What the exercise asks:
Pick out the lines containing "title".

Stored items:
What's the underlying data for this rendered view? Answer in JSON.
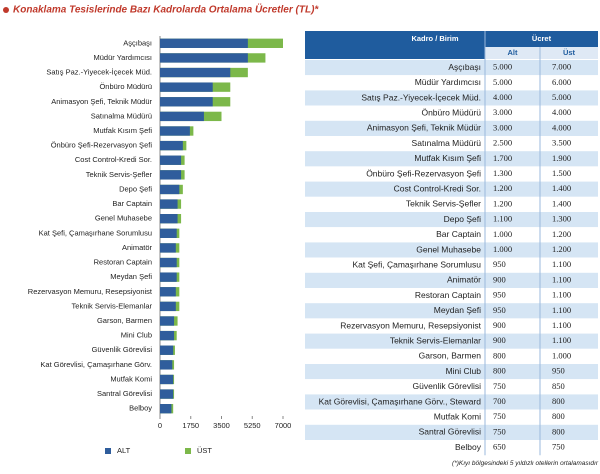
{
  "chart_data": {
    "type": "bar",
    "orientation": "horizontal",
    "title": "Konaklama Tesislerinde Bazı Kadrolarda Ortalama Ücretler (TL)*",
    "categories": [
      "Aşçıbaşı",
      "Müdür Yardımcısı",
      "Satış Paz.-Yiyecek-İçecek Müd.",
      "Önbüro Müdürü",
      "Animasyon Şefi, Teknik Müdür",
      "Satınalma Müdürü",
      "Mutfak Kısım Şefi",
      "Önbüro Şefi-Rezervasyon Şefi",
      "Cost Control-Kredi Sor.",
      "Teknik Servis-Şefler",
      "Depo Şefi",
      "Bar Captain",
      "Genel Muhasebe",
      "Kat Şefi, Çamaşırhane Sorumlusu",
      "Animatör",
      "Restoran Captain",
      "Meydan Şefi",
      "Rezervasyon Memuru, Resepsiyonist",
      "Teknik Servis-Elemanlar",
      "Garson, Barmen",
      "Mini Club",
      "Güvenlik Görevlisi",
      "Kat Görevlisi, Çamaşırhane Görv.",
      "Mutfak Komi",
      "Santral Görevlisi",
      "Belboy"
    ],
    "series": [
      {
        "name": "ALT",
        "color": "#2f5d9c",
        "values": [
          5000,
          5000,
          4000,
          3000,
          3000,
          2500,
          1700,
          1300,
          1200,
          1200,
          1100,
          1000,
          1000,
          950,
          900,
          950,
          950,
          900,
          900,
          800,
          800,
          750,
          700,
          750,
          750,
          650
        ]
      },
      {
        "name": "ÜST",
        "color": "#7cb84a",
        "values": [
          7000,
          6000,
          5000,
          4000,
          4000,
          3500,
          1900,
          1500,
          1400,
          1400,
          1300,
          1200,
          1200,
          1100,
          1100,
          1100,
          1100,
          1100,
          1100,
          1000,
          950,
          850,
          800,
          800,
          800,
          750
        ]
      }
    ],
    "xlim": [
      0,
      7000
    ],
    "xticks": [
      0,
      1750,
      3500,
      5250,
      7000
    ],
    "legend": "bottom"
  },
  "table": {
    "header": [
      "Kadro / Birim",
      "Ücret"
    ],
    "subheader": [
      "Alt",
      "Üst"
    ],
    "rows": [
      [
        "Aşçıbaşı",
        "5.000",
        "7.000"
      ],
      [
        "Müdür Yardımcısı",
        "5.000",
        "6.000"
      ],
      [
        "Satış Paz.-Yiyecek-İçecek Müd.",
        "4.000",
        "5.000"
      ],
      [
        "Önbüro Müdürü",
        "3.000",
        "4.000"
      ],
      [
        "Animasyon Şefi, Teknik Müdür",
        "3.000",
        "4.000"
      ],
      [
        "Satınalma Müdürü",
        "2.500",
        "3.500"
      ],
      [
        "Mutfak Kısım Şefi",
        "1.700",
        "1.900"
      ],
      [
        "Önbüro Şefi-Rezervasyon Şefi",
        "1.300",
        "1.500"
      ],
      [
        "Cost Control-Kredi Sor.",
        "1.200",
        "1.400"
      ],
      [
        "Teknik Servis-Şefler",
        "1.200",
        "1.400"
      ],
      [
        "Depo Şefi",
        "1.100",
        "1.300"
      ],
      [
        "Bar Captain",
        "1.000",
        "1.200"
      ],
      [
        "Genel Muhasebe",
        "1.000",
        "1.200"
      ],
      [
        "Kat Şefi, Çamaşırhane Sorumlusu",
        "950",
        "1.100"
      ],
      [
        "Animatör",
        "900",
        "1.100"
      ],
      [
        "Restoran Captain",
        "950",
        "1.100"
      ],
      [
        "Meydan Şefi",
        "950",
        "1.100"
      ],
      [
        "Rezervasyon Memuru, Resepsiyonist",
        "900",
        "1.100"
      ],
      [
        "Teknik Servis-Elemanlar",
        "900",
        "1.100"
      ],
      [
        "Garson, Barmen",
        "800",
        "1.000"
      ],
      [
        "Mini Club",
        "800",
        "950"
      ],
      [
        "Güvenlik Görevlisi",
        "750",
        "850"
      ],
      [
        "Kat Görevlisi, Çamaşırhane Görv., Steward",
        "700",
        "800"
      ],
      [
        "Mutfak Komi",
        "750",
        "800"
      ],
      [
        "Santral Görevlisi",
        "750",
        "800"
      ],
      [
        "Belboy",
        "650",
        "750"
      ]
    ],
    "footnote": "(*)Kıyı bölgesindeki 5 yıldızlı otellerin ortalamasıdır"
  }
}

==

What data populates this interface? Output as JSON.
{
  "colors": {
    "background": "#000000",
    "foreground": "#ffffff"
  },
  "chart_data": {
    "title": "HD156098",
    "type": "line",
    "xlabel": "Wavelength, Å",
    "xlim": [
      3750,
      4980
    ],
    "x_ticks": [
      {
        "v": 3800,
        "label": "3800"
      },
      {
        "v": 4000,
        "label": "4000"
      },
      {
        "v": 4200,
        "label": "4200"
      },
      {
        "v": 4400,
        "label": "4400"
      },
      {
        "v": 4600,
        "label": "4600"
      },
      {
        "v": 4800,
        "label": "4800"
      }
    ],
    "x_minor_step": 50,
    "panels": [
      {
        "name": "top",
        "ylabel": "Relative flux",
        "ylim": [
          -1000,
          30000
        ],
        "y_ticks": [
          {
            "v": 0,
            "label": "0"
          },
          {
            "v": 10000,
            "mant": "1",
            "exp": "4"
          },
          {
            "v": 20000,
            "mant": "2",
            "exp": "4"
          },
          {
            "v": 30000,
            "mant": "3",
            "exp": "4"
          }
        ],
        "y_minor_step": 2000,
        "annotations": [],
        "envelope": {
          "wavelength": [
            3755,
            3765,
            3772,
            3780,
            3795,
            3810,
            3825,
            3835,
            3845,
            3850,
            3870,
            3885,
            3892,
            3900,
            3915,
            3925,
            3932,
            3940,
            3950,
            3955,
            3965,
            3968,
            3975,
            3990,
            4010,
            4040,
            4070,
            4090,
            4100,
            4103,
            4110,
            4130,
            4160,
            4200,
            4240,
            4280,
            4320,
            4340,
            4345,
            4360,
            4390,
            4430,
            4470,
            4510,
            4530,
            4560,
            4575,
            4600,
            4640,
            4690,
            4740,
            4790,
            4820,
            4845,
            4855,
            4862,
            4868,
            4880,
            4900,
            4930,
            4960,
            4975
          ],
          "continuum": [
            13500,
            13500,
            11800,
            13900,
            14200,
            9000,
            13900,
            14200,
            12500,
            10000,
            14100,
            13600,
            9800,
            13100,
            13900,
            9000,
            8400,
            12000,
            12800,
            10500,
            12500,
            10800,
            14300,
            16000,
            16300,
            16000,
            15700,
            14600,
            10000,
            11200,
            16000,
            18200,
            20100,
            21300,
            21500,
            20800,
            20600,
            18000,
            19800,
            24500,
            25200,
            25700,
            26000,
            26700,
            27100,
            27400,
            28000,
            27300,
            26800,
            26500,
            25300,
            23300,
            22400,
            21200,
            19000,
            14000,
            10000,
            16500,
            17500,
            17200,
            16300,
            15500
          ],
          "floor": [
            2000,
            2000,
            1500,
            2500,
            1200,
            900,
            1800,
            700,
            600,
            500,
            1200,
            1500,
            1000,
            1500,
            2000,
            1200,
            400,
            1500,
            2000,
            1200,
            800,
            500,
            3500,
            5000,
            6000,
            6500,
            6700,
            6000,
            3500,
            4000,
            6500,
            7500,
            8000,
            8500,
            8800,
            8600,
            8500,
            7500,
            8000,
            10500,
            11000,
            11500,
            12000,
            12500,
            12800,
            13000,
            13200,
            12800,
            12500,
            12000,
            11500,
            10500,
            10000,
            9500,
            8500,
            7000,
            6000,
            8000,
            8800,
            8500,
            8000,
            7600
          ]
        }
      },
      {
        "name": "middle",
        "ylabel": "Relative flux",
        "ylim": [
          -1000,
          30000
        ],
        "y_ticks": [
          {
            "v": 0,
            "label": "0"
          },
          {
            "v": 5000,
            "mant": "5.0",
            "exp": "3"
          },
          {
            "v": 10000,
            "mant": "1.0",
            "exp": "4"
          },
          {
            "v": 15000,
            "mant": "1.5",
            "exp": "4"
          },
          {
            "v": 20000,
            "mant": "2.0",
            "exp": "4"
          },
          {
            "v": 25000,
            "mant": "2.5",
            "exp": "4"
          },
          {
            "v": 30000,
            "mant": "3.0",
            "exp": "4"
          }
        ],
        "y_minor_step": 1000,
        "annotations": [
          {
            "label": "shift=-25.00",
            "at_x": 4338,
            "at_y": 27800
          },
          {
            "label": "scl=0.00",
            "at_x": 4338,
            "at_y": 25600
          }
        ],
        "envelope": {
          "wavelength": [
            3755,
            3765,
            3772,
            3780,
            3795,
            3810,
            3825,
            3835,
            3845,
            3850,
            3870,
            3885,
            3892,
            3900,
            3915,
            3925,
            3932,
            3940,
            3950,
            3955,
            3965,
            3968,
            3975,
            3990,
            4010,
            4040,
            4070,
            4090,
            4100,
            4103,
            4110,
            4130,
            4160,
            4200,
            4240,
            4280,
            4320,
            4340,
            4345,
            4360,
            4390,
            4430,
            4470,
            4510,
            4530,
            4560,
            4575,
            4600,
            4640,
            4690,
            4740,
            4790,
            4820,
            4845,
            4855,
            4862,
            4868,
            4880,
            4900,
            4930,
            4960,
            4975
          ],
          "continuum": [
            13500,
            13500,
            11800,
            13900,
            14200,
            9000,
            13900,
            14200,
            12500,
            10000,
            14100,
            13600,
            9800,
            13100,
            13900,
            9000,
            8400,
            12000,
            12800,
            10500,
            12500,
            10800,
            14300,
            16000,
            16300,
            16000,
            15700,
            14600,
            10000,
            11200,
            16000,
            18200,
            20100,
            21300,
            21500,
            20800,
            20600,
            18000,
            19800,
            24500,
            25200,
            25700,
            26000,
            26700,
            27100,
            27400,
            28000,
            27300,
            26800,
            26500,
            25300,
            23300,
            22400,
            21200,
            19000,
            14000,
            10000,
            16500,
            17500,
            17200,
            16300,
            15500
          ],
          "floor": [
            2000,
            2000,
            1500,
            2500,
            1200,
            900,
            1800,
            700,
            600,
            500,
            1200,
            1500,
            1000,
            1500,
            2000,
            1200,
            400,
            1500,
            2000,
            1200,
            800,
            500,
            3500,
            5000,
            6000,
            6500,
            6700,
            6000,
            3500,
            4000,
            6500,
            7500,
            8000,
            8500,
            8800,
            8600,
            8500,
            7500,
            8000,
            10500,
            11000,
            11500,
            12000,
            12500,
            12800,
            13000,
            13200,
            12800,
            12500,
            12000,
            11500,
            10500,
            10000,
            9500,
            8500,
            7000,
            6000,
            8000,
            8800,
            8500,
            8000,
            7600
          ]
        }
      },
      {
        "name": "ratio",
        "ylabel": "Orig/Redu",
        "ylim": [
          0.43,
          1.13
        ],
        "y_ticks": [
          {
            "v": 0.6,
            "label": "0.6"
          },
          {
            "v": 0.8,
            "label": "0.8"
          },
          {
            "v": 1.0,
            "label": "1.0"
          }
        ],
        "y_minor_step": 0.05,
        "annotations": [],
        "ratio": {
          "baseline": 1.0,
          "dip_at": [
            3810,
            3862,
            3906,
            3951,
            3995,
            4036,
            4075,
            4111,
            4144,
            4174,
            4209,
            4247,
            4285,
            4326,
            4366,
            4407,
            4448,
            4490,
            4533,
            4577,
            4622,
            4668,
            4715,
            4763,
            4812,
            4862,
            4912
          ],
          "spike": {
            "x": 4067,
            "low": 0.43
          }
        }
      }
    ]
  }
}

---

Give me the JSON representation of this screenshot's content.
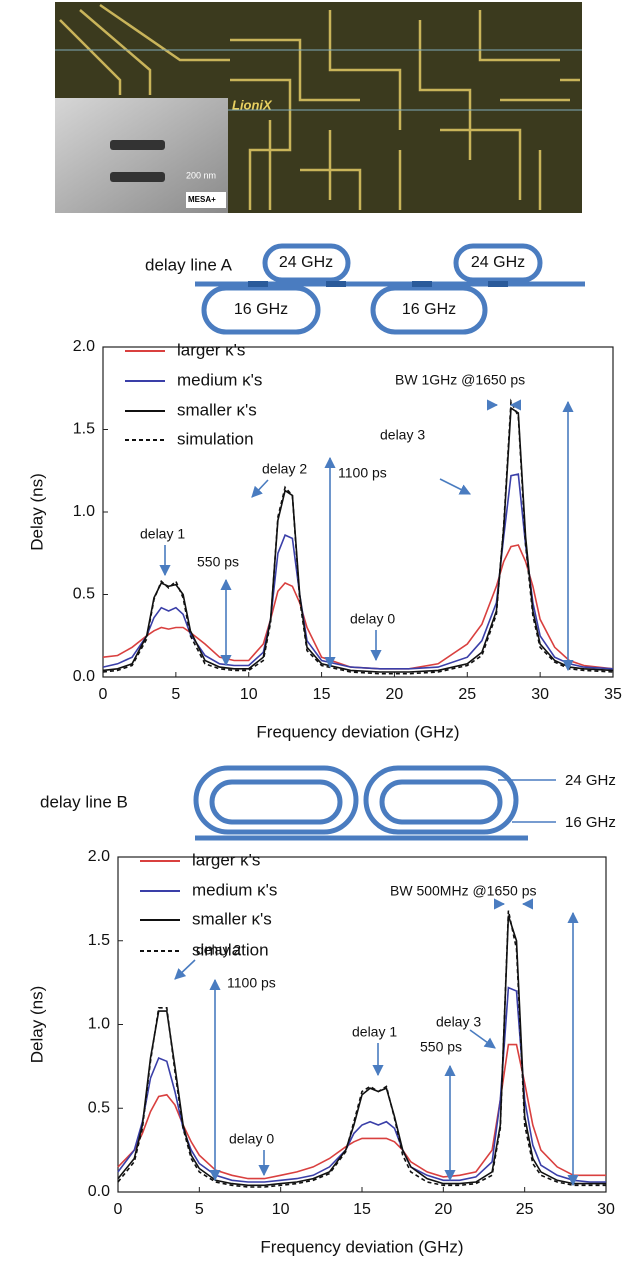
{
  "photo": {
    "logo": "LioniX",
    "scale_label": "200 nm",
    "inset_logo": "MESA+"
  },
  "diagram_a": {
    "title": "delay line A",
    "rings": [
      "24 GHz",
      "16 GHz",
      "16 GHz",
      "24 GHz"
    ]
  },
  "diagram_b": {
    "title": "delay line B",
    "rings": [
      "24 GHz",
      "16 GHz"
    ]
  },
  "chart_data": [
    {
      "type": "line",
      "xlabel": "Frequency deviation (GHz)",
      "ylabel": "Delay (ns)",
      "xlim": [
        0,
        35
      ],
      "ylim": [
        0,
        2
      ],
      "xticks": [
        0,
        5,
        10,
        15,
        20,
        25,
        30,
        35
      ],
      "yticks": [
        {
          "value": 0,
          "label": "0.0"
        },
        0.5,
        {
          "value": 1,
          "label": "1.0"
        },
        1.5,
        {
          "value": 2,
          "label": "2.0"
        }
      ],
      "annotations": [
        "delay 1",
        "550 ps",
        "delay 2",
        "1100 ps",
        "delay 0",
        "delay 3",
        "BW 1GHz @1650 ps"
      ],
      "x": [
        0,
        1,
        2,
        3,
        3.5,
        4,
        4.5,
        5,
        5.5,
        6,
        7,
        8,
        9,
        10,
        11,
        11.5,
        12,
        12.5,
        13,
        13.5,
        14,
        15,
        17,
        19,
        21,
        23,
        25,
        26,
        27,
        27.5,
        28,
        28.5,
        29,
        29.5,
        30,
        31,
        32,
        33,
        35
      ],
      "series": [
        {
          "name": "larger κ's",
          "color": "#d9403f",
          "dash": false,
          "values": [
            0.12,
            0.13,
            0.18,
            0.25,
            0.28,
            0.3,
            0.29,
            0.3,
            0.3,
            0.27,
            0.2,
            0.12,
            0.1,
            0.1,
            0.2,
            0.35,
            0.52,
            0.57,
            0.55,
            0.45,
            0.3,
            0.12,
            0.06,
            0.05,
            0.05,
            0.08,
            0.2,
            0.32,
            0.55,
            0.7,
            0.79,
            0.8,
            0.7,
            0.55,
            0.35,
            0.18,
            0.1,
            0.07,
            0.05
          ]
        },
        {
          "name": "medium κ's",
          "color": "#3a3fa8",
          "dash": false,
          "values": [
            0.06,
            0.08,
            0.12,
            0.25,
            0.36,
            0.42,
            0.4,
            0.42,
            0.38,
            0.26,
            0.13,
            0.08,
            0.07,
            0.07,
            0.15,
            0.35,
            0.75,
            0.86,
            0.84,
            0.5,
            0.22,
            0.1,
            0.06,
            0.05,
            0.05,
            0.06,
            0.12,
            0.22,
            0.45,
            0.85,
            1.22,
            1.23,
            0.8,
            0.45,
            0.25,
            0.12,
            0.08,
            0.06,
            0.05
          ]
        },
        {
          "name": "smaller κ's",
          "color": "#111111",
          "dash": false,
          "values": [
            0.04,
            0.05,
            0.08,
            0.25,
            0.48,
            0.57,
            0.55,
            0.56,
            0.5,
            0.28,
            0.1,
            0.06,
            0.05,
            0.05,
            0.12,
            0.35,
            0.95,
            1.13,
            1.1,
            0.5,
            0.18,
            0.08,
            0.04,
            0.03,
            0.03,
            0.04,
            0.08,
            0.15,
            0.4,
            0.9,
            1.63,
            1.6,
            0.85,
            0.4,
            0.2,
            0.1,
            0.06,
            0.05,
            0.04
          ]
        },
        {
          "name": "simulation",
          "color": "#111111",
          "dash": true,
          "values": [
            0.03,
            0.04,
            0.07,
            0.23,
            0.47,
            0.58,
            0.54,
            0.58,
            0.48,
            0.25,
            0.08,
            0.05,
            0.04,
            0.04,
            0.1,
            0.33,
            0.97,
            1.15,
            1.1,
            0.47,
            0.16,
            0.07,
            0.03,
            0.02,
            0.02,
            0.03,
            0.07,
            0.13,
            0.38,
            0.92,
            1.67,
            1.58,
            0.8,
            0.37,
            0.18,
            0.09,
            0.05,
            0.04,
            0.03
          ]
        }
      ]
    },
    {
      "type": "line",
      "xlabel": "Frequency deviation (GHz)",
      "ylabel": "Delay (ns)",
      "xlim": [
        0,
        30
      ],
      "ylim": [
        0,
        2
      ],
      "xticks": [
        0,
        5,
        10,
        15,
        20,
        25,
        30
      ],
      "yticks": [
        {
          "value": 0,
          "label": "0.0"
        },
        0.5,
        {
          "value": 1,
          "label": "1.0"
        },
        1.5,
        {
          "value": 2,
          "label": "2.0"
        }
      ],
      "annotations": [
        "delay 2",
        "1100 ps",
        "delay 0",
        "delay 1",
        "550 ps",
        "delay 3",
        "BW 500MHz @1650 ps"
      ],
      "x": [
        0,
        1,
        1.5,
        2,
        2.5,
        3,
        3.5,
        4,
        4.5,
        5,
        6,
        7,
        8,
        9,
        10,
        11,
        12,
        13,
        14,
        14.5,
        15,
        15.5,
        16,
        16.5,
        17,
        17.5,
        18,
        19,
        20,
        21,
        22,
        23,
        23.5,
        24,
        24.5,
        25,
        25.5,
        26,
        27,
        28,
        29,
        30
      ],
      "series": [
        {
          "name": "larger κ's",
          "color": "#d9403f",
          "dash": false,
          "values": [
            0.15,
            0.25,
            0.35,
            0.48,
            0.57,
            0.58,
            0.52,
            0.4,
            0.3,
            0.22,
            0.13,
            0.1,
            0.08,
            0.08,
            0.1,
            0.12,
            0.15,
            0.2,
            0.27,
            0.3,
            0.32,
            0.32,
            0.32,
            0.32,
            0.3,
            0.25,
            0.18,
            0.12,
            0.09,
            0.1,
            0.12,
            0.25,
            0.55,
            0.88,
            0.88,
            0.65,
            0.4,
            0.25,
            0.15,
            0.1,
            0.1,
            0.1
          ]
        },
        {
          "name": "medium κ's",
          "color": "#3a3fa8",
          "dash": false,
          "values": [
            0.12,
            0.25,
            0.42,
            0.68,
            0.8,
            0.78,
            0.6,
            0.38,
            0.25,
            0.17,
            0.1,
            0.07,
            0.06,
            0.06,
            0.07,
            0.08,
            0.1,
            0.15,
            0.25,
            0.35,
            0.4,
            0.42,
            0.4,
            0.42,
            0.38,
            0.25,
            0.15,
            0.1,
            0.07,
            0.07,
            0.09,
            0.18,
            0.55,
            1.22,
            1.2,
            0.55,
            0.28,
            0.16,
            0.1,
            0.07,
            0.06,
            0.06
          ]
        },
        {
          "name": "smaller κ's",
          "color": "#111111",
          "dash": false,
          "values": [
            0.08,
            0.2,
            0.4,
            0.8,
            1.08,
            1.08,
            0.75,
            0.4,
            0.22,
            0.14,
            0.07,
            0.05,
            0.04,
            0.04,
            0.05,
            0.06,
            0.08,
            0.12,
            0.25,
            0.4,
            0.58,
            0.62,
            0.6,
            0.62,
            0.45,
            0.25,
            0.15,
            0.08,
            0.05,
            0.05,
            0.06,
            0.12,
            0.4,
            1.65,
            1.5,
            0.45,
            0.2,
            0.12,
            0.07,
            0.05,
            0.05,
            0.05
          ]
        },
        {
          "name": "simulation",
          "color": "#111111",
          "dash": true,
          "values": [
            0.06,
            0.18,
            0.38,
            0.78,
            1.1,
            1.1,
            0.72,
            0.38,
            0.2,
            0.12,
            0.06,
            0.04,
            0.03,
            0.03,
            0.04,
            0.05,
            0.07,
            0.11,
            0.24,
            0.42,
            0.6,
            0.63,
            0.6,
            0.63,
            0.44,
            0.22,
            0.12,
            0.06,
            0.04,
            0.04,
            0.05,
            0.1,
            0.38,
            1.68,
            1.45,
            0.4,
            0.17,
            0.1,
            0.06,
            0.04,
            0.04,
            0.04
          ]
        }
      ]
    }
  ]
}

Complete response:
    "title": "Konaklama Tesislerinde Bazı Kadrolarda Ortalama Ücretler (TL)*",
    "title": "HD156098",
    "title": "delay line A",
    "title": "delay line B",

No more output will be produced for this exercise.